*EXERCISE PROMPT*.
Type the records out again in full, exactly.

[Data records]
↓↓↓

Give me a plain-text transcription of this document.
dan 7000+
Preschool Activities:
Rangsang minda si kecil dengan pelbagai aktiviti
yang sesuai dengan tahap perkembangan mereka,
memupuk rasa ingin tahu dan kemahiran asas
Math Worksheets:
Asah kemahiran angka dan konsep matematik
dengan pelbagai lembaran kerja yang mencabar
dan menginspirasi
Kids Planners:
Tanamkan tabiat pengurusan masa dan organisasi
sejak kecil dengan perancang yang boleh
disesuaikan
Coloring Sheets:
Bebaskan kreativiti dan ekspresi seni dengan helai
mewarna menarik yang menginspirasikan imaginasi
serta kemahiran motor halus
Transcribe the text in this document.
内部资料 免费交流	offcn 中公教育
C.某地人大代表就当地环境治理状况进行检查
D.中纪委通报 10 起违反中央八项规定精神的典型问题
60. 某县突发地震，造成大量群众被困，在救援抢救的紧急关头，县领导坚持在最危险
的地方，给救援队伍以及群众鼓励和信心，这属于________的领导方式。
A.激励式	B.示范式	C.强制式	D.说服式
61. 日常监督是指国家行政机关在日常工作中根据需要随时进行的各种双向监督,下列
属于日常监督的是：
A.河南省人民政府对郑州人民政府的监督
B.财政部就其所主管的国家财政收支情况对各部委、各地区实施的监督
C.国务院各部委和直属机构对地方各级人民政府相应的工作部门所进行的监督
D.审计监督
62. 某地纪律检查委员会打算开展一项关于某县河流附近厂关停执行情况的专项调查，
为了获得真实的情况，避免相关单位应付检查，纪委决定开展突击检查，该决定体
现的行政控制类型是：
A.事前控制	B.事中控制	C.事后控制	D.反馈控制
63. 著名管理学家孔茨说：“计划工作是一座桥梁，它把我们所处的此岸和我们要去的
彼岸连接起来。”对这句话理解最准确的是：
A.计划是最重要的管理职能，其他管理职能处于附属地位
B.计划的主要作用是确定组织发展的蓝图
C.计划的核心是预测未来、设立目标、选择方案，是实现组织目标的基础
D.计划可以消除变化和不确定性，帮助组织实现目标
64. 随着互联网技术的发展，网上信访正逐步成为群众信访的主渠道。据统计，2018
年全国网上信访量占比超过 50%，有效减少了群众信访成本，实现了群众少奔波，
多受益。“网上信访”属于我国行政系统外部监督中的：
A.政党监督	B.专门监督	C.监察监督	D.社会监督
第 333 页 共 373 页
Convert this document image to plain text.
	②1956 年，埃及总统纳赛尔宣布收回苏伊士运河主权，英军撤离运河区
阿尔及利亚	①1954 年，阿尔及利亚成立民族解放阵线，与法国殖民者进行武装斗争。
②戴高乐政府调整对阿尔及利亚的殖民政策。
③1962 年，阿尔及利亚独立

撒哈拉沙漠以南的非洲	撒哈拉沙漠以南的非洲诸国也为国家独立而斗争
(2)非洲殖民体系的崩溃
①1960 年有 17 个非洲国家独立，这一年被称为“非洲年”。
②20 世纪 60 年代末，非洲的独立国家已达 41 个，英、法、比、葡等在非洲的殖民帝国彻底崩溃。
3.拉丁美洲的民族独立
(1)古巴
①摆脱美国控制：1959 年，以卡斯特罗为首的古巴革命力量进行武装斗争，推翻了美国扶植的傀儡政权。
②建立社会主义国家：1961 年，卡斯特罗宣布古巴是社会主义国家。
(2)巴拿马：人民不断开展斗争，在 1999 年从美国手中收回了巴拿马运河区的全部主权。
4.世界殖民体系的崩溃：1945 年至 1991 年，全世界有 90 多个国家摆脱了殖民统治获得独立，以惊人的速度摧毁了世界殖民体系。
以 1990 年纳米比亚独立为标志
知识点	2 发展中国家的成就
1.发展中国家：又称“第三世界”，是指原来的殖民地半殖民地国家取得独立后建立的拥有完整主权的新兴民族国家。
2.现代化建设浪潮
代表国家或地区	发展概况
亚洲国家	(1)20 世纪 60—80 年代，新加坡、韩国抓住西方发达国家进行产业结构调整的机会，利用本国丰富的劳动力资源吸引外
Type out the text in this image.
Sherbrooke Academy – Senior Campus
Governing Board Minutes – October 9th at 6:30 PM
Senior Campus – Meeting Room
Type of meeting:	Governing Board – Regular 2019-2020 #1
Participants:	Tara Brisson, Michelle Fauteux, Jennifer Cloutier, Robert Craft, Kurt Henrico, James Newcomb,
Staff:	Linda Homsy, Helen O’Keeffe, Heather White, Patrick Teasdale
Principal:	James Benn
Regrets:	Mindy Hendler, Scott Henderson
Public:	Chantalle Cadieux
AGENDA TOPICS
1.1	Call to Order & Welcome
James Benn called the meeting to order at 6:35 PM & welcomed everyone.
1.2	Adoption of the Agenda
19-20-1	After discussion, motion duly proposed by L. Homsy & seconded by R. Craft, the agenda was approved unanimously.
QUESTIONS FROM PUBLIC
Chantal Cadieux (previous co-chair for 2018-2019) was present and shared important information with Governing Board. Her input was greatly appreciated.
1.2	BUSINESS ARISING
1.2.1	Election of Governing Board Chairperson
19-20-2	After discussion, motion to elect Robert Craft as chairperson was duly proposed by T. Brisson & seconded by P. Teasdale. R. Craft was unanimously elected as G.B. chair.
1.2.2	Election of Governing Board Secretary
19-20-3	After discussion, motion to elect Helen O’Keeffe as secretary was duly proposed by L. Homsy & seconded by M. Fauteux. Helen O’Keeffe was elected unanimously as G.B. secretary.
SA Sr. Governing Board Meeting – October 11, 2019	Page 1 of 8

↑↑↑

*EXPECTED ANSWER*.
Give me a plain-text transcription of this document.
dan 7000+
Preschool Activities:
Rangsang minda si kecil dengan pelbagai aktiviti
yang sesuai dengan tahap perkembangan mereka,
memupuk rasa ingin tahu dan kemahiran asas
Math Worksheets:
Asah kemahiran angka dan konsep matematik
dengan pelbagai lembaran kerja yang mencabar
dan menginspirasi
Kids Planners:
Tanamkan tabiat pengurusan masa dan organisasi
sejak kecil dengan perancang yang boleh
disesuaikan
Coloring Sheets:
Bebaskan kreativiti dan ekspresi seni dengan helai
mewarna menarik yang menginspirasikan imaginasi
serta kemahiran motor halus
Transcribe the text in this document.
内部资料 免费交流	offcn 中公教育
C.某地人大代表就当地环境治理状况进行检查
D.中纪委通报 10 起违反中央八项规定精神的典型问题
60. 某县突发地震，造成大量群众被困，在救援抢救的紧急关头，县领导坚持在最危险
的地方，给救援队伍以及群众鼓励和信心，这属于________的领导方式。
A.激励式	B.示范式	C.强制式	D.说服式
61. 日常监督是指国家行政机关在日常工作中根据需要随时进行的各种双向监督,下列
属于日常监督的是：
A.河南省人民政府对郑州人民政府的监督
B.财政部就其所主管的国家财政收支情况对各部委、各地区实施的监督
C.国务院各部委和直属机构对地方各级人民政府相应的工作部门所进行的监督
D.审计监督
62. 某地纪律检查委员会打算开展一项关于某县河流附近厂关停执行情况的专项调查，
为了获得真实的情况，避免相关单位应付检查，纪委决定开展突击检查，该决定体
现的行政控制类型是：
A.事前控制	B.事中控制	C.事后控制	D.反馈控制
63. 著名管理学家孔茨说：“计划工作是一座桥梁，它把我们所处的此岸和我们要去的
彼岸连接起来。”对这句话理解最准确的是：
A.计划是最重要的管理职能，其他管理职能处于附属地位
B.计划的主要作用是确定组织发展的蓝图
C.计划的核心是预测未来、设立目标、选择方案，是实现组织目标的基础
D.计划可以消除变化和不确定性，帮助组织实现目标
64. 随着互联网技术的发展，网上信访正逐步成为群众信访的主渠道。据统计，2018
年全国网上信访量占比超过 50%，有效减少了群众信访成本，实现了群众少奔波，
多受益。“网上信访”属于我国行政系统外部监督中的：
A.政党监督	B.专门监督	C.监察监督	D.社会监督
第 333 页 共 373 页
Convert this document image to plain text.
	②1956 年，埃及总统纳赛尔宣布收回苏伊士运河主权，英军撤离运河区
阿尔及利亚	①1954 年，阿尔及利亚成立民族解放阵线，与法国殖民者进行武装斗争。
②戴高乐政府调整对阿尔及利亚的殖民政策。
③1962 年，阿尔及利亚独立

撒哈拉沙漠以南的非洲	撒哈拉沙漠以南的非洲诸国也为国家独立而斗争
(2)非洲殖民体系的崩溃
①1960 年有 17 个非洲国家独立，这一年被称为“非洲年”。
②20 世纪 60 年代末，非洲的独立国家已达 41 个，英、法、比、葡等在非洲的殖民帝国彻底崩溃。
3.拉丁美洲的民族独立
(1)古巴
①摆脱美国控制：1959 年，以卡斯特罗为首的古巴革命力量进行武装斗争，推翻了美国扶植的傀儡政权。
②建立社会主义国家：1961 年，卡斯特罗宣布古巴是社会主义国家。
(2)巴拿马：人民不断开展斗争，在 1999 年从美国手中收回了巴拿马运河区的全部主权。
4.世界殖民体系的崩溃：1945 年至 1991 年，全世界有 90 多个国家摆脱了殖民统治获得独立，以惊人的速度摧毁了世界殖民体系。
以 1990 年纳米比亚独立为标志
知识点	2 发展中国家的成就
1.发展中国家：又称“第三世界”，是指原来的殖民地半殖民地国家取得独立后建立的拥有完整主权的新兴民族国家。
2.现代化建设浪潮
代表国家或地区	发展概况
亚洲国家	(1)20 世纪 60—80 年代，新加坡、韩国抓住西方发达国家进行产业结构调整的机会，利用本国丰富的劳动力资源吸引外
Type out the text in this image.
Sherbrooke Academy – Senior Campus
Governing Board Minutes – October 9th at 6:30 PM
Senior Campus – Meeting Room
Type of meeting:	Governing Board – Regular 2019-2020 #1
Participants:	Tara Brisson, Michelle Fauteux, Jennifer Cloutier, Robert Craft, Kurt Henrico, James Newcomb,
Staff:	Linda Homsy, Helen O’Keeffe, Heather White, Patrick Teasdale
Principal:	James Benn
Regrets:	Mindy Hendler, Scott Henderson
Public:	Chantalle Cadieux
AGENDA TOPICS
1.1	Call to Order & Welcome
James Benn called the meeting to order at 6:35 PM & welcomed everyone.
1.2	Adoption of the Agenda
19-20-1	After discussion, motion duly proposed by L. Homsy & seconded by R. Craft, the agenda was approved unanimously.
QUESTIONS FROM PUBLIC
Chantal Cadieux (previous co-chair for 2018-2019) was present and shared important information with Governing Board. Her input was greatly appreciated.
1.2	BUSINESS ARISING
1.2.1	Election of Governing Board Chairperson
19-20-2	After discussion, motion to elect Robert Craft as chairperson was duly proposed by T. Brisson & seconded by P. Teasdale. R. Craft was unanimously elected as G.B. chair.
1.2.2	Election of Governing Board Secretary
19-20-3	After discussion, motion to elect Helen O’Keeffe as secretary was duly proposed by L. Homsy & seconded by M. Fauteux. Helen O’Keeffe was elected unanimously as G.B. secretary.
SA Sr. Governing Board Meeting – October 11, 2019	Page 1 of 8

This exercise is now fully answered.